RECORDS FOR THE TASK ->
§
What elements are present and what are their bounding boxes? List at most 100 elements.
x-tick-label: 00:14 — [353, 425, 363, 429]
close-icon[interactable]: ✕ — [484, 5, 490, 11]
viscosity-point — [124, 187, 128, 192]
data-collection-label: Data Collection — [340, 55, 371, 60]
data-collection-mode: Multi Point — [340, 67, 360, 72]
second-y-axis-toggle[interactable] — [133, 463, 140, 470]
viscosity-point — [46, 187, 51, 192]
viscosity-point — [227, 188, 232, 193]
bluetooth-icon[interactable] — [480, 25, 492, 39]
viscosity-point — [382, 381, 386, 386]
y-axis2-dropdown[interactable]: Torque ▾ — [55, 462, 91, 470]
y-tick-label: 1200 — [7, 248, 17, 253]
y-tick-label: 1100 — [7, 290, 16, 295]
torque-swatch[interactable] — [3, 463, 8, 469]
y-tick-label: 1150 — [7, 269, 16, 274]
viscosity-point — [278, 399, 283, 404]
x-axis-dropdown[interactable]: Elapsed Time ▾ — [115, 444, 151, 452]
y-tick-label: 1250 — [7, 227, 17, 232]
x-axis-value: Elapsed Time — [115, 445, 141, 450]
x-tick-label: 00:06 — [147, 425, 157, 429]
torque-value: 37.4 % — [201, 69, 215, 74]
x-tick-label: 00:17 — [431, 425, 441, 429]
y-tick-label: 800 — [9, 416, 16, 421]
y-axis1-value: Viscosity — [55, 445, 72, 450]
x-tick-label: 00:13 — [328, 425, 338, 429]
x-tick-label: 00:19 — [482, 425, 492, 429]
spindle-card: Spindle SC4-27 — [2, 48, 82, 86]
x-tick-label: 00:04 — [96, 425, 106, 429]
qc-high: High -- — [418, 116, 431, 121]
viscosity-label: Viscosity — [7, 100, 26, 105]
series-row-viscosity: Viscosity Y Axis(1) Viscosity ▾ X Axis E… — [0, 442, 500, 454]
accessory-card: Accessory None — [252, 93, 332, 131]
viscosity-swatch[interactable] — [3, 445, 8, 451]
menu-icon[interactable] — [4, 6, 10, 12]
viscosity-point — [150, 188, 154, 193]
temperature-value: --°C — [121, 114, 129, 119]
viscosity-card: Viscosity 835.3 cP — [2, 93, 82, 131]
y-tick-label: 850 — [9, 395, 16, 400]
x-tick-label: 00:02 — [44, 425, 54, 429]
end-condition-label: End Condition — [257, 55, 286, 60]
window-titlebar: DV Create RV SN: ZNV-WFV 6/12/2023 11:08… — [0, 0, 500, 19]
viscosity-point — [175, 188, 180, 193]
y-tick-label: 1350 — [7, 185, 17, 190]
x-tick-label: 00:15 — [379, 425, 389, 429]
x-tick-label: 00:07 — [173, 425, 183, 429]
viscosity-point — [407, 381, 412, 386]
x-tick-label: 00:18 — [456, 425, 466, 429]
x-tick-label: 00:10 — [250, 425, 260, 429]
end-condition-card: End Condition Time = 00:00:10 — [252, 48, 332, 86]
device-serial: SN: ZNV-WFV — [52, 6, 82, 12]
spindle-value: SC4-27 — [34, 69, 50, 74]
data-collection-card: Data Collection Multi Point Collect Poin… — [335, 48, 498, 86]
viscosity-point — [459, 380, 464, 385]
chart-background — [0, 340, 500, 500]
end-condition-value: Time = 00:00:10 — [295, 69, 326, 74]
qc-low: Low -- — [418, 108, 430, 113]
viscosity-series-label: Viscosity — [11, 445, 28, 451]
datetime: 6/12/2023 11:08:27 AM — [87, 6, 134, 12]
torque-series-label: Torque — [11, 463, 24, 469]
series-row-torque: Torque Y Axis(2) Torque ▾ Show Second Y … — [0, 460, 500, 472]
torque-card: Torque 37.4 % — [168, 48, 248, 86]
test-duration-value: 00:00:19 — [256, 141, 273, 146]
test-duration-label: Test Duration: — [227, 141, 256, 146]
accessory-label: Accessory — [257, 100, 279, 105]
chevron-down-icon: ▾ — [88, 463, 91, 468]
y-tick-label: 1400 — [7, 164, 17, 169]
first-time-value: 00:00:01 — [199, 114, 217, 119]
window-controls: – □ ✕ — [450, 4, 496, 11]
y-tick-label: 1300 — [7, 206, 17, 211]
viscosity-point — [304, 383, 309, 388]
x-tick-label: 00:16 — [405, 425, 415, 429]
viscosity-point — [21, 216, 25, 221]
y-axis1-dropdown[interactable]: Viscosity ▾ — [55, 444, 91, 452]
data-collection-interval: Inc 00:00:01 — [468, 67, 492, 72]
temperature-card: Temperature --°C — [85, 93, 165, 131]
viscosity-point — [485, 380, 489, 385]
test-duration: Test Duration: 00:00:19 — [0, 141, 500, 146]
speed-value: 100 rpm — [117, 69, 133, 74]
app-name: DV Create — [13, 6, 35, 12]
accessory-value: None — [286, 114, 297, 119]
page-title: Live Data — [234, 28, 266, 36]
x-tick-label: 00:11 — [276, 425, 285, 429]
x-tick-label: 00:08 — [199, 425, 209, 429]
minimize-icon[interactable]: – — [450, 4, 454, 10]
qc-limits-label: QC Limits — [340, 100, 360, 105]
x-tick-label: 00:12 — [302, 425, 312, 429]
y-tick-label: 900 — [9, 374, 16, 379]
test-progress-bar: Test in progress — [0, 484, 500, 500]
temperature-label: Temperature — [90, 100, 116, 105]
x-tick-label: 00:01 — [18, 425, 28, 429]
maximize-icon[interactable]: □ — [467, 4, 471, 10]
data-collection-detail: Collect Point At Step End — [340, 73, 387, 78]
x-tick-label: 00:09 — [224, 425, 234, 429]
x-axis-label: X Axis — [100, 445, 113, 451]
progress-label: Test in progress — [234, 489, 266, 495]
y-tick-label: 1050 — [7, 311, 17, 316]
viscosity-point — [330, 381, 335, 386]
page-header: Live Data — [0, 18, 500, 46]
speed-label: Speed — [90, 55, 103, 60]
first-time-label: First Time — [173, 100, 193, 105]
§
BRIEF -> Rewrite everything in the listing from the start down to and including the line containing "x-tick-label: 00:04 — [96, 425, 106, 429]" as a JSON list of strings, one string per line and with blank lines omitted.

EXERCISE ANSWER ->
[
  "What elements are present and what are their bounding boxes? List at most 100 elements.",
  "x-tick-label: 00:14 — [353, 425, 363, 429]",
  "close-icon[interactable]: ✕ — [484, 5, 490, 11]",
  "viscosity-point — [124, 187, 128, 192]",
  "data-collection-label: Data Collection — [340, 55, 371, 60]",
  "data-collection-mode: Multi Point — [340, 67, 360, 72]",
  "second-y-axis-toggle[interactable] — [133, 463, 140, 470]",
  "viscosity-point — [46, 187, 51, 192]",
  "viscosity-point — [227, 188, 232, 193]",
  "bluetooth-icon[interactable] — [480, 25, 492, 39]",
  "viscosity-point — [382, 381, 386, 386]",
  "y-axis2-dropdown[interactable]: Torque ▾ — [55, 462, 91, 470]",
  "y-tick-label: 1200 — [7, 248, 17, 253]",
  "y-tick-label: 1100 — [7, 290, 16, 295]",
  "torque-swatch[interactable] — [3, 463, 8, 469]",
  "y-tick-label: 1150 — [7, 269, 16, 274]",
  "viscosity-point — [278, 399, 283, 404]",
  "x-axis-dropdown[interactable]: Elapsed Time ▾ — [115, 444, 151, 452]",
  "y-tick-label: 1250 — [7, 227, 17, 232]",
  "x-axis-value: Elapsed Time — [115, 445, 141, 450]",
  "x-tick-label: 00:06 — [147, 425, 157, 429]",
  "torque-value: 37.4 % — [201, 69, 215, 74]",
  "x-tick-label: 00:17 — [431, 425, 441, 429]",
  "y-tick-label: 800 — [9, 416, 16, 421]",
  "y-axis1-value: Viscosity — [55, 445, 72, 450]",
  "x-tick-label: 00:13 — [328, 425, 338, 429]",
  "x-tick-label: 00:19 — [482, 425, 492, 429]",
  "spindle-card: Spindle SC4-27 — [2, 48, 82, 86]",
  "x-tick-label: 00:04 — [96, 425, 106, 429]"
]